> Problem: Copy each line of the data below with the word "this".

> Data entries:
******************************

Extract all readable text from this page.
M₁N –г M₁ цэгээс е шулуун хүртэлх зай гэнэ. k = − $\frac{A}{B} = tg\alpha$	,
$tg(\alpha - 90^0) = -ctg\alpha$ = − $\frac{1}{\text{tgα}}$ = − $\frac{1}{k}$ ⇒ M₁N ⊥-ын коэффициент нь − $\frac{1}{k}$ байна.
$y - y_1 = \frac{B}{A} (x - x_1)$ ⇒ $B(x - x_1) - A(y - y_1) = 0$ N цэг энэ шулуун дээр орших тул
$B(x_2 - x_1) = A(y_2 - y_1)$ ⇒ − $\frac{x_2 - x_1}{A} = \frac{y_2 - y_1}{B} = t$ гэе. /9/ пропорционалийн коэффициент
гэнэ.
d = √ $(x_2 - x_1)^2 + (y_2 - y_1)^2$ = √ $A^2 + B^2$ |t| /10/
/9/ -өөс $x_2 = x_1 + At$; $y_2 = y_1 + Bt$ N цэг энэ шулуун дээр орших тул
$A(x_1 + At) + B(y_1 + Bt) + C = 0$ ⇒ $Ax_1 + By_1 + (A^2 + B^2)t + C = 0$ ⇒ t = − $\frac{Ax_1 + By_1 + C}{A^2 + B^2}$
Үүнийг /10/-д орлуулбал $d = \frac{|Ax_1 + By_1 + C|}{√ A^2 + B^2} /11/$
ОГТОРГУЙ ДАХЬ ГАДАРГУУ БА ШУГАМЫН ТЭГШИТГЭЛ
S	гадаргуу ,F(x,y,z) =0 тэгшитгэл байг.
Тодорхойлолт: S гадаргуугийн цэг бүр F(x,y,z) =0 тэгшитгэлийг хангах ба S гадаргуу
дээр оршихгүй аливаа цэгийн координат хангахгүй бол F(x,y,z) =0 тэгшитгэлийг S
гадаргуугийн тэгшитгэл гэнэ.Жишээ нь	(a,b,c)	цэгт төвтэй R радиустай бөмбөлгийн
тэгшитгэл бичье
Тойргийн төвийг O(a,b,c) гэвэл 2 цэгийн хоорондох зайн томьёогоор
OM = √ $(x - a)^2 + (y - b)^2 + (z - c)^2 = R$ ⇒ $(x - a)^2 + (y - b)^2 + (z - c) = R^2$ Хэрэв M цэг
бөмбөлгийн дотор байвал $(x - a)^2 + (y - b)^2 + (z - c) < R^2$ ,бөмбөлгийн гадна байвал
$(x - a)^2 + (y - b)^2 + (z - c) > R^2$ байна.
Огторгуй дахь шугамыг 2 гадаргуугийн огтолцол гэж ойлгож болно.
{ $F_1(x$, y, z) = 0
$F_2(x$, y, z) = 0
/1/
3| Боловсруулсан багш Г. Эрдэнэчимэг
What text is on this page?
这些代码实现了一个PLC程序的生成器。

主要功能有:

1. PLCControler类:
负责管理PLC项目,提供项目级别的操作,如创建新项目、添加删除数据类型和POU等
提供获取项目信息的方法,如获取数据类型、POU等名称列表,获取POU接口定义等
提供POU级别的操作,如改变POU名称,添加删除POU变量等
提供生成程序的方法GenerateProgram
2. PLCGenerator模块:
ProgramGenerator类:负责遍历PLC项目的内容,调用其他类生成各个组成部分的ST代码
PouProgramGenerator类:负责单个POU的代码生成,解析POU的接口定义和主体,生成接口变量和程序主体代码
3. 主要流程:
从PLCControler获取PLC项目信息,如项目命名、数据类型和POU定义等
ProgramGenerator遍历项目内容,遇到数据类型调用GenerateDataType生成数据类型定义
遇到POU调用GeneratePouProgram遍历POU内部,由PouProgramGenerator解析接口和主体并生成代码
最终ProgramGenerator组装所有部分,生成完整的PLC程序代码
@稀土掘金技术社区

******************************

> Response to the task:
Extract all readable text from this page.
What text is on this page?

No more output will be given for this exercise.